**Given exercise A**
Copy out word for word the entry lines between the line holding "data-point-2025: [383, 148, 393, 158]" and the line holding "y-tick-label: 0%: [469, 404, 491, 421]", inclusive.

[START OF Page extract]

Beatles Solo Fantasy – The Red Album

Beatles Solo Red AlbumAfter the Beatles broke up in 1970, they individually released solo albums that were fabulous and influential, but were somewhat ignored by the general public as compared to Beatles albums.

What if the Beatles had buried their differences in 1970, and allowed the evolution of their musical styles to come forth, but within the framework of a Beatles album? What if they used their brand to make their solo material more popular?

From this idle speculation, “Beatles Solo Fantasy – The Red Album” was born. (Not the greatest hits album with the red border around the cover — the Beatles, if they had stayed together, would not have put out such a thing.) In the early 1970s, the Red Album could have easily been a three LPs (long-playing vinyl records), like George Harrison’s All Things Must Pass — with about 25 minutes or less on each of six sides.

When you listen to these sides and pretend that it’s a Beatles album… magic occurs. It sounds and feels like a Beatles album!

Here are the sides in Apple Music/iTunes, and in Spotify:

Apple Music playlists:

Side 1 | Side 2 | Side 3 | Side 4 | Side 5 | Side 6

Spotify playlists:

Sides 1 and 2 (LP 1)

[END OF Page extract]

**Given exercise B**
Pick up the piece on the imagined Beatles Red Album where it stops, and keep writing it.

[START OF Provided entries]

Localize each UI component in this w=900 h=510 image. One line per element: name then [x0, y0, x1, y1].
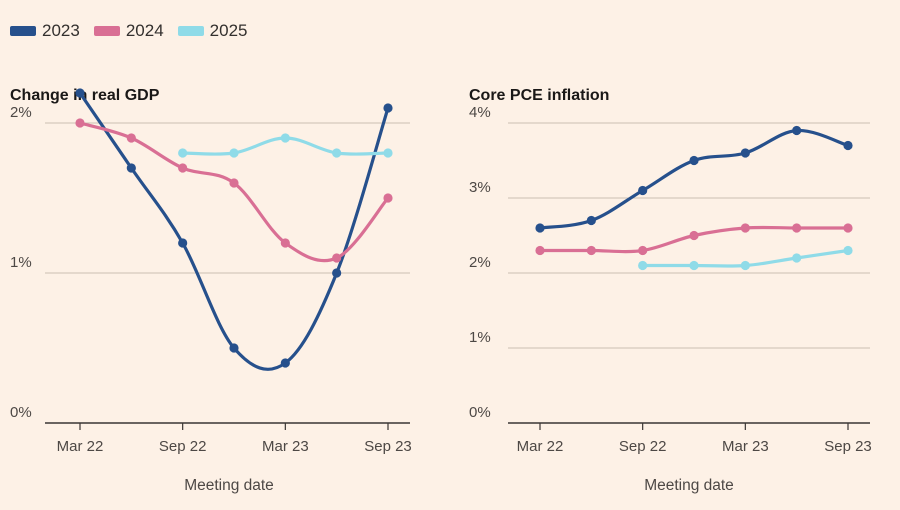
data-point-2025: [383, 148, 393, 158]
y-tick-label: 2%: [10, 104, 32, 121]
data-point-2024: [740, 223, 750, 233]
x-tick-label: Sep 23: [364, 438, 412, 455]
data-point-2024: [586, 245, 596, 256]
data-point-2023: [75, 88, 85, 98]
y-tick-label: 2%: [469, 254, 491, 271]
x-axis-title: Meeting date: [644, 477, 734, 494]
data-point-2023: [126, 163, 136, 173]
data-point-2024: [229, 178, 239, 188]
data-point-2024: [75, 118, 85, 128]
data-point-2024: [178, 163, 188, 173]
y-tick-label: 4%: [469, 104, 491, 121]
data-point-2023: [740, 148, 750, 158]
data-point-2024: [638, 245, 648, 256]
legend-item-2025: 2025: [177, 21, 248, 41]
y-tick-label: 0%: [469, 404, 491, 421]
data-point-2024: [792, 223, 802, 233]
data-point-2024: [383, 193, 393, 203]
series-line-2024: [78, 121, 390, 263]
y-tick-label: 3%: [469, 179, 491, 196]
x-axis-title: Meeting date: [184, 477, 274, 494]
data-point-2025: [740, 260, 750, 271]
series-line-2023: [538, 128, 850, 230]
x-tick-label: Mar 22: [517, 438, 564, 455]
legend: 2023 2024 2025: [10, 20, 261, 42]
legend-swatch-2023: [10, 26, 36, 36]
data-point-2024: [535, 245, 545, 256]
chart-title: Core PCE inflation: [469, 87, 609, 104]
x-tick-label: Sep 22: [619, 438, 667, 455]
data-point-2023: [792, 125, 802, 136]
data-point-2023: [178, 238, 188, 248]
legend-item-2023: 2023: [10, 21, 80, 41]
data-point-2025: [229, 148, 239, 158]
legend-label: 2024: [125, 21, 164, 40]
chart-title: Change in real GDP: [10, 87, 160, 104]
chart-panel-1: Change in real GDP 0% 1% 2% Mar 22 Sep 22 Mar …: [10, 87, 412, 494]
data-point-2025: [638, 260, 648, 271]
data-point-2025: [843, 245, 853, 256]
chart-panel-2: Core PCE inflation 0% 1% 2% 3% 4% Mar 22 Sep 22…: [469, 87, 872, 494]
data-point-2023: [689, 155, 699, 166]
x-tick-label: Mar 23: [722, 438, 769, 455]
x-tick-label: Sep 22: [159, 438, 207, 455]
data-point-2023: [383, 103, 393, 113]
data-point-2024: [332, 253, 342, 263]
data-point-2024: [126, 133, 136, 143]
x-tick-label: Mar 22: [57, 438, 104, 455]
data-point-2023: [280, 358, 290, 368]
data-point-2023: [586, 215, 596, 226]
data-point-2025: [332, 148, 342, 158]
data-point-2025: [689, 260, 699, 271]
data-point-2024: [689, 230, 699, 241]
data-point-2023: [332, 268, 342, 278]
y-tick-label: 1%: [10, 254, 32, 271]
data-point-2023: [229, 343, 239, 353]
legend-item-2024: 2024: [93, 21, 164, 41]
data-point-2025: [178, 148, 188, 158]
data-point-2024: [280, 238, 290, 248]
x-tick-label: Mar 23: [262, 438, 309, 455]
data-point-2023: [535, 223, 545, 233]
data-point-2023: [843, 140, 853, 151]
y-tick-label: 1%: [469, 329, 491, 346]
data-point-2025: [792, 253, 802, 263]
data-point-2023: [638, 185, 648, 196]
legend-label: 2023: [42, 21, 80, 40]
x-tick-label: Sep 23: [824, 438, 872, 455]
legend-swatch-2025: [177, 26, 204, 36]
data-point-2024: [843, 223, 853, 233]
legend-label: 2025: [209, 21, 248, 40]
data-point-2025: [280, 133, 290, 143]
y-tick-label: 0%: [10, 404, 32, 421]
legend-swatch-2024: [93, 26, 120, 36]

[END OF Provided entries]

**Written reply A**
data-point-2025: [383, 148, 393, 158]
y-tick-label: 2%: [10, 104, 32, 121]
data-point-2024: [740, 223, 750, 233]
x-tick-label: Sep 23: [364, 438, 412, 455]
data-point-2024: [586, 245, 596, 256]
data-point-2023: [75, 88, 85, 98]
y-tick-label: 2%: [469, 254, 491, 271]
x-axis-title: Meeting date: [644, 477, 734, 494]
data-point-2023: [126, 163, 136, 173]
data-point-2024: [229, 178, 239, 188]
data-point-2024: [75, 118, 85, 128]
data-point-2024: [178, 163, 188, 173]
y-tick-label: 4%: [469, 104, 491, 121]
data-point-2023: [740, 148, 750, 158]
data-point-2024: [638, 245, 648, 256]
legend-item-2025: 2025: [177, 21, 248, 41]
y-tick-label: 0%: [469, 404, 491, 421]

**Written reply B**
Sides 3 and 4 (LP 2)

Sides 5 and 6 (LP 3)


Sources

John Lennon

Paul McCartney

George Harrison

Ringo Starr

Definitive biography of John Lennon: Definitive critique of John Lennon: An insider (Barry Miles) biography of Paul McCartney:
The authorized Paul McCartney biography by Philip Norman George Harrison’s own autobiography I Me Mine: George Harrison’s autobiography of the Dark Horse years:
Biography of Ringo Starr: George Harrison music analysis: Olivia Harrison’s biography:

Other:

Paul McCartney: Recording Sessions (1969-2013). A Journey Through Paul McCartney’s Songs After The Beatles

Imagine John Yoko

Being John Lennon: A Restless Life


Books by John Lennon (including lyrics and songbooks)

 

Liner Notes

Why these songs?

I wanted to put the solo songs together in an album context to see how powerful an album it would have been. I took into account ideas such as:

  • Giving George Harrison more songs on a Beatles album than ever before (he had been arguing for that).
  • Using other musicians and producing songs themselves (as in the “White Album”).
  • Using spouses like Linda McCartney and Yoko Ono to join in on backing vocals.

While outtakes of Beatles sessions provided a basis for some of these choices, I chose the finished, actually released versions.

A family of musicians

The music is very similar to the Beatles’ music because many of the same people played on them.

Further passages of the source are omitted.